- _Your objective_:
Output every line of the data exactly as it appears.

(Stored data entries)
┄┄┄┄┄┄┄┄┄┄┄┄┄┄┄┄┄┄┄┄
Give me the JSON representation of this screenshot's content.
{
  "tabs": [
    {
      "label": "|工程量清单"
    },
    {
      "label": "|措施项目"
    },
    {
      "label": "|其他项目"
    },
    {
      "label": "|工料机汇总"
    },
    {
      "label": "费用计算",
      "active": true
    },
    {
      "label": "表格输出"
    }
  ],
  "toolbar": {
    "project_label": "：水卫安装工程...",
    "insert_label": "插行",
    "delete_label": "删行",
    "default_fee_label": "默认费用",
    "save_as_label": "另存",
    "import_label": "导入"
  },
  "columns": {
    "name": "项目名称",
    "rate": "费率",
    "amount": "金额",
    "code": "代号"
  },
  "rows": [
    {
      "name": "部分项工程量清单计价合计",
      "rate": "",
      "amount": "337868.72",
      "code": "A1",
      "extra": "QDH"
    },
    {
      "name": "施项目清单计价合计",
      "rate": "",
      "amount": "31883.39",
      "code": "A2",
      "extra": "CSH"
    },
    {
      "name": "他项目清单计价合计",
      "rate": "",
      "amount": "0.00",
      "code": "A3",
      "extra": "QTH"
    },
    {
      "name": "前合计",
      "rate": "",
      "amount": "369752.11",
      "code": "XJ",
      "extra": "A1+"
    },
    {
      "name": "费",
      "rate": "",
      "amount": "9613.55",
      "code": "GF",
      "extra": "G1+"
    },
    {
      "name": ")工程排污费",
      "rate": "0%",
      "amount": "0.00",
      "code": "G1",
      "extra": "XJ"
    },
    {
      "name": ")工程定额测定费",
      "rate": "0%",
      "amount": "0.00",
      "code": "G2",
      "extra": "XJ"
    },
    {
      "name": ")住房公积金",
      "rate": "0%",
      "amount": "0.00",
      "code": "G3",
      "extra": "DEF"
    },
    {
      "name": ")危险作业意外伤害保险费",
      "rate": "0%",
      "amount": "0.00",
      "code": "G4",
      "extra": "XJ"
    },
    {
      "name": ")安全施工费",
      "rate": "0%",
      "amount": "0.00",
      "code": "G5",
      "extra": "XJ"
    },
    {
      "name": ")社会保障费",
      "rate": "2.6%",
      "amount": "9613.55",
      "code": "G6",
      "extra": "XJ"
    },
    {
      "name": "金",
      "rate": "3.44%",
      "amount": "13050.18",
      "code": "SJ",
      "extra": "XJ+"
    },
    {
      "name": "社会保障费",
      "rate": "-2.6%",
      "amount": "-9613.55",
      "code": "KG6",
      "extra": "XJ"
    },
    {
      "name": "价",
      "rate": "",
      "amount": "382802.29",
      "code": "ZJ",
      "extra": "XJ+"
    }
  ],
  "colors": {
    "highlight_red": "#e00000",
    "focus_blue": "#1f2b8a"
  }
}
┄┄┄┄┄┄┄┄┄┄┄┄┄┄┄┄┄┄┄┄
- _Reply to the exercise_:
Give me the JSON representation of this screenshot's content.
{
  "tabs": [
    {
      "label": "|工程量清单"
    },
    {
      "label": "|措施项目"
    },
    {
      "label": "|其他项目"
    },
    {
      "label": "|工料机汇总"
    },
    {
      "label": "费用计算",
      "active": true
    },
    {
      "label": "表格输出"
    }
  ],
  "toolbar": {
    "project_label": "：水卫安装工程...",
    "insert_label": "插行",
    "delete_label": "删行",
    "default_fee_label": "默认费用",
    "save_as_label": "另存",
    "import_label": "导入"
  },
  "columns": {
    "name": "项目名称",
    "rate": "费率",
    "amount": "金额",
    "code": "代号"
  },
  "rows": [
    {
      "name": "部分项工程量清单计价合计",
      "rate": "",
      "amount": "337868.72",
      "code": "A1",
      "extra": "QDH"
    },
    {
      "name": "施项目清单计价合计",
      "rate": "",
      "amount": "31883.39",
      "code": "A2",
      "extra": "CSH"
    },
    {
      "name": "他项目清单计价合计",
      "rate": "",
      "amount": "0.00",
      "code": "A3",
      "extra": "QTH"
    },
    {
      "name": "前合计",
      "rate": "",
      "amount": "369752.11",
      "code": "XJ",
      "extra": "A1+"
    },
    {
      "name": "费",
      "rate": "",
      "amount": "9613.55",
      "code": "GF",
      "extra": "G1+"
    },
    {
      "name": ")工程排污费",
      "rate": "0%",
      "amount": "0.00",
      "code": "G1",
      "extra": "XJ"
    },
    {
      "name": ")工程定额测定费",
      "rate": "0%",
      "amount": "0.00",
      "code": "G2",
      "extra": "XJ"
    },
    {
      "name": ")住房公积金",
      "rate": "0%",
      "amount": "0.00",
      "code": "G3",
      "extra": "DEF"
    },
    {
      "name": ")危险作业意外伤害保险费",
      "rate": "0%",
      "amount": "0.00",
      "code": "G4",
      "extra": "XJ"
    },
    {
      "name": ")安全施工费",
      "rate": "0%",
      "amount": "0.00",
      "code": "G5",
      "extra": "XJ"
    },
    {
      "name": ")社会保障费",
      "rate": "2.6%",
      "amount": "9613.55",
      "code": "G6",
      "extra": "XJ"
    },
    {
      "name": "金",
      "rate": "3.44%",
      "amount": "13050.18",
      "code": "SJ",
      "extra": "XJ+"
    },
    {
      "name": "社会保障费",
      "rate": "-2.6%",
      "amount": "-9613.55",
      "code": "KG6",
      "extra": "XJ"
    },
    {
      "name": "价",
      "rate": "",
      "amount": "382802.29",
      "code": "ZJ",
      "extra": "XJ+"
    }
  ],
  "colors": {
    "highlight_red": "#e00000",
    "focus_blue": "#1f2b8a"
  }
}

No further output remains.